» Task statement
Copy each line exactly.

[Extracted data entries]
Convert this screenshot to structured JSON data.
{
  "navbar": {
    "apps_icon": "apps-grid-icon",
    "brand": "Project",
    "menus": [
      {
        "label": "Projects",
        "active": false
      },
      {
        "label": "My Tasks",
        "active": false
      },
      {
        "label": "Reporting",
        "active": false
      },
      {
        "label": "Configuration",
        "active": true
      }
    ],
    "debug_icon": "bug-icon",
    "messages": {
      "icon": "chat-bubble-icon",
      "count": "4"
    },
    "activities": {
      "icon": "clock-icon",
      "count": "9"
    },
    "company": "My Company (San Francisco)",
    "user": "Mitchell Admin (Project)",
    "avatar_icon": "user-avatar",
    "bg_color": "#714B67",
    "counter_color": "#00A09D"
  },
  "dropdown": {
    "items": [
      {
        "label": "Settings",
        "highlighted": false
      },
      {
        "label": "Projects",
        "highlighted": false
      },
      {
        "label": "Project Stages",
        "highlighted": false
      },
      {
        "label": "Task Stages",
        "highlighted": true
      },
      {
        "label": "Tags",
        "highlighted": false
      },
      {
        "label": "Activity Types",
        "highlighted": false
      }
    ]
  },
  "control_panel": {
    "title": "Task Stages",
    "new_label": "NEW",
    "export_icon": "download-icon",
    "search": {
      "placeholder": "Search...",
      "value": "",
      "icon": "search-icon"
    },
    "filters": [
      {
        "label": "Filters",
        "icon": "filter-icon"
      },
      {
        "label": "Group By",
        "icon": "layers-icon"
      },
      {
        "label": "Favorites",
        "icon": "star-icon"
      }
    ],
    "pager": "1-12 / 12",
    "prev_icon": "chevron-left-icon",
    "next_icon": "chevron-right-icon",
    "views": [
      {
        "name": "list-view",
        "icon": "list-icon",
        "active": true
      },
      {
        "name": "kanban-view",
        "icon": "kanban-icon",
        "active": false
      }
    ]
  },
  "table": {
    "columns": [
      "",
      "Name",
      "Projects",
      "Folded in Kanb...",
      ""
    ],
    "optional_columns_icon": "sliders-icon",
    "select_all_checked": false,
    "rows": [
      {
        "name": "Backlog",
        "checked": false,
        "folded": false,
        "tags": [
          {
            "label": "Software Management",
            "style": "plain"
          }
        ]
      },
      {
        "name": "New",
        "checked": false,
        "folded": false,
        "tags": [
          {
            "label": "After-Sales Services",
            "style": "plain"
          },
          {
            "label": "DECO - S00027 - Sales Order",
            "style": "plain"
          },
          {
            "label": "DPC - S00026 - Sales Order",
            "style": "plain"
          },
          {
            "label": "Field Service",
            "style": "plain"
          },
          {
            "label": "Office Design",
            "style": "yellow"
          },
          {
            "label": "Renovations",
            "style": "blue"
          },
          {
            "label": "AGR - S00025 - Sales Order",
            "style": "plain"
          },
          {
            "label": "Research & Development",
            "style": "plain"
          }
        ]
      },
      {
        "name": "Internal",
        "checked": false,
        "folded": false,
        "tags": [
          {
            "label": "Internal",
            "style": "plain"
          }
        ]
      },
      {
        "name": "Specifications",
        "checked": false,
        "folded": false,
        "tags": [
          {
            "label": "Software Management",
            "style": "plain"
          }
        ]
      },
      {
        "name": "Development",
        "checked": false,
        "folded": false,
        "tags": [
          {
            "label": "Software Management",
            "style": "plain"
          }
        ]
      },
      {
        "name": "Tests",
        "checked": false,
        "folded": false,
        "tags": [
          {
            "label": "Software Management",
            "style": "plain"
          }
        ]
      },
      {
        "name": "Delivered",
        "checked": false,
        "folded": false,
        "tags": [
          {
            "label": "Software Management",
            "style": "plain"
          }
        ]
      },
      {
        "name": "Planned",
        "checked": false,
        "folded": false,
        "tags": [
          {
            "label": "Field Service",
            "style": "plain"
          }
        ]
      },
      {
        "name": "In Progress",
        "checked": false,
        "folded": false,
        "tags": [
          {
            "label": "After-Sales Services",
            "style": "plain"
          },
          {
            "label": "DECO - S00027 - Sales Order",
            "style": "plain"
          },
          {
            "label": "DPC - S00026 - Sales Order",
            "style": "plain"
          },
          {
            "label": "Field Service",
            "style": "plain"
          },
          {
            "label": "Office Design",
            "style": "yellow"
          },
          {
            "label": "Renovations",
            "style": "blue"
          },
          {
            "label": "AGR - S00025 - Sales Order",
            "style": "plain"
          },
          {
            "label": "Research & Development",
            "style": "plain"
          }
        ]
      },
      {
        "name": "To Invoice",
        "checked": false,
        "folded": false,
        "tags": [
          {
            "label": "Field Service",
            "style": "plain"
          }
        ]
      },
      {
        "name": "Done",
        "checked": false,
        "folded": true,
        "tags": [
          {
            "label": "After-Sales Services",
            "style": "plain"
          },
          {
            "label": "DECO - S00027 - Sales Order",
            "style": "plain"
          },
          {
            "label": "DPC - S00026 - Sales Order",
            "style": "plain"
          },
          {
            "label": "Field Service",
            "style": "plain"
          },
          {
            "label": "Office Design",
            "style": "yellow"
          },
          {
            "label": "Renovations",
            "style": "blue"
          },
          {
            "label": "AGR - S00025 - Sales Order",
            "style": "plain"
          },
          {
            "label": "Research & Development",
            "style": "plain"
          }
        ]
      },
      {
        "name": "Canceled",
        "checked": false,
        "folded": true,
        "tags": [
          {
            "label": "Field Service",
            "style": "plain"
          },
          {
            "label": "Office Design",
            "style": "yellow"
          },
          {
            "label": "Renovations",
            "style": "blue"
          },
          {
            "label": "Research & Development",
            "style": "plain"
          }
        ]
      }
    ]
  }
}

» Full output
Convert this screenshot to structured JSON data.
{
  "navbar": {
    "apps_icon": "apps-grid-icon",
    "brand": "Project",
    "menus": [
      {
        "label": "Projects",
        "active": false
      },
      {
        "label": "My Tasks",
        "active": false
      },
      {
        "label": "Reporting",
        "active": false
      },
      {
        "label": "Configuration",
        "active": true
      }
    ],
    "debug_icon": "bug-icon",
    "messages": {
      "icon": "chat-bubble-icon",
      "count": "4"
    },
    "activities": {
      "icon": "clock-icon",
      "count": "9"
    },
    "company": "My Company (San Francisco)",
    "user": "Mitchell Admin (Project)",
    "avatar_icon": "user-avatar",
    "bg_color": "#714B67",
    "counter_color": "#00A09D"
  },
  "dropdown": {
    "items": [
      {
        "label": "Settings",
        "highlighted": false
      },
      {
        "label": "Projects",
        "highlighted": false
      },
      {
        "label": "Project Stages",
        "highlighted": false
      },
      {
        "label": "Task Stages",
        "highlighted": true
      },
      {
        "label": "Tags",
        "highlighted": false
      },
      {
        "label": "Activity Types",
        "highlighted": false
      }
    ]
  },
  "control_panel": {
    "title": "Task Stages",
    "new_label": "NEW",
    "export_icon": "download-icon",
    "search": {
      "placeholder": "Search...",
      "value": "",
      "icon": "search-icon"
    },
    "filters": [
      {
        "label": "Filters",
        "icon": "filter-icon"
      },
      {
        "label": "Group By",
        "icon": "layers-icon"
      },
      {
        "label": "Favorites",
        "icon": "star-icon"
      }
    ],
    "pager": "1-12 / 12",
    "prev_icon": "chevron-left-icon",
    "next_icon": "chevron-right-icon",
    "views": [
      {
        "name": "list-view",
        "icon": "list-icon",
        "active": true
      },
      {
        "name": "kanban-view",
        "icon": "kanban-icon",
        "active": false
      }
    ]
  },
  "table": {
    "columns": [
      "",
      "Name",
      "Projects",
      "Folded in Kanb...",
      ""
    ],
    "optional_columns_icon": "sliders-icon",
    "select_all_checked": false,
    "rows": [
      {
        "name": "Backlog",
        "checked": false,
        "folded": false,
        "tags": [
          {
            "label": "Software Management",
            "style": "plain"
          }
        ]
      },
      {
        "name": "New",
        "checked": false,
        "folded": false,
        "tags": [
          {
            "label": "After-Sales Services",
            "style": "plain"
          },
          {
            "label": "DECO - S00027 - Sales Order",
            "style": "plain"
          },
          {
            "label": "DPC - S00026 - Sales Order",
            "style": "plain"
          },
          {
            "label": "Field Service",
            "style": "plain"
          },
          {
            "label": "Office Design",
            "style": "yellow"
          },
          {
            "label": "Renovations",
            "style": "blue"
          },
          {
            "label": "AGR - S00025 - Sales Order",
            "style": "plain"
          },
          {
            "label": "Research & Development",
            "style": "plain"
          }
        ]
      },
      {
        "name": "Internal",
        "checked": false,
        "folded": false,
        "tags": [
          {
            "label": "Internal",
            "style": "plain"
          }
        ]
      },
      {
        "name": "Specifications",
        "checked": false,
        "folded": false,
        "tags": [
          {
            "label": "Software Management",
            "style": "plain"
          }
        ]
      },
      {
        "name": "Development",
        "checked": false,
        "folded": false,
        "tags": [
          {
            "label": "Software Management",
            "style": "plain"
          }
        ]
      },
      {
        "name": "Tests",
        "checked": false,
        "folded": false,
        "tags": [
          {
            "label": "Software Management",
            "style": "plain"
          }
        ]
      },
      {
        "name": "Delivered",
        "checked": false,
        "folded": false,
        "tags": [
          {
            "label": "Software Management",
            "style": "plain"
          }
        ]
      },
      {
        "name": "Planned",
        "checked": false,
        "folded": false,
        "tags": [
          {
            "label": "Field Service",
            "style": "plain"
          }
        ]
      },
      {
        "name": "In Progress",
        "checked": false,
        "folded": false,
        "tags": [
          {
            "label": "After-Sales Services",
            "style": "plain"
          },
          {
            "label": "DECO - S00027 - Sales Order",
            "style": "plain"
          },
          {
            "label": "DPC - S00026 - Sales Order",
            "style": "plain"
          },
          {
            "label": "Field Service",
            "style": "plain"
          },
          {
            "label": "Office Design",
            "style": "yellow"
          },
          {
            "label": "Renovations",
            "style": "blue"
          },
          {
            "label": "AGR - S00025 - Sales Order",
            "style": "plain"
          },
          {
            "label": "Research & Development",
            "style": "plain"
          }
        ]
      },
      {
        "name": "To Invoice",
        "checked": false,
        "folded": false,
        "tags": [
          {
            "label": "Field Service",
            "style": "plain"
          }
        ]
      },
      {
        "name": "Done",
        "checked": false,
        "folded": true,
        "tags": [
          {
            "label": "After-Sales Services",
            "style": "plain"
          },
          {
            "label": "DECO - S00027 - Sales Order",
            "style": "plain"
          },
          {
            "label": "DPC - S00026 - Sales Order",
            "style": "plain"
          },
          {
            "label": "Field Service",
            "style": "plain"
          },
          {
            "label": "Office Design",
            "style": "yellow"
          },
          {
            "label": "Renovations",
            "style": "blue"
          },
          {
            "label": "AGR - S00025 - Sales Order",
            "style": "plain"
          },
          {
            "label": "Research & Development",
            "style": "plain"
          }
        ]
      },
      {
        "name": "Canceled",
        "checked": false,
        "folded": true,
        "tags": [
          {
            "label": "Field Service",
            "style": "plain"
          },
          {
            "label": "Office Design",
            "style": "yellow"
          },
          {
            "label": "Renovations",
            "style": "blue"
          },
          {
            "label": "Research & Development",
            "style": "plain"
          }
        ]
      }
    ]
  }
}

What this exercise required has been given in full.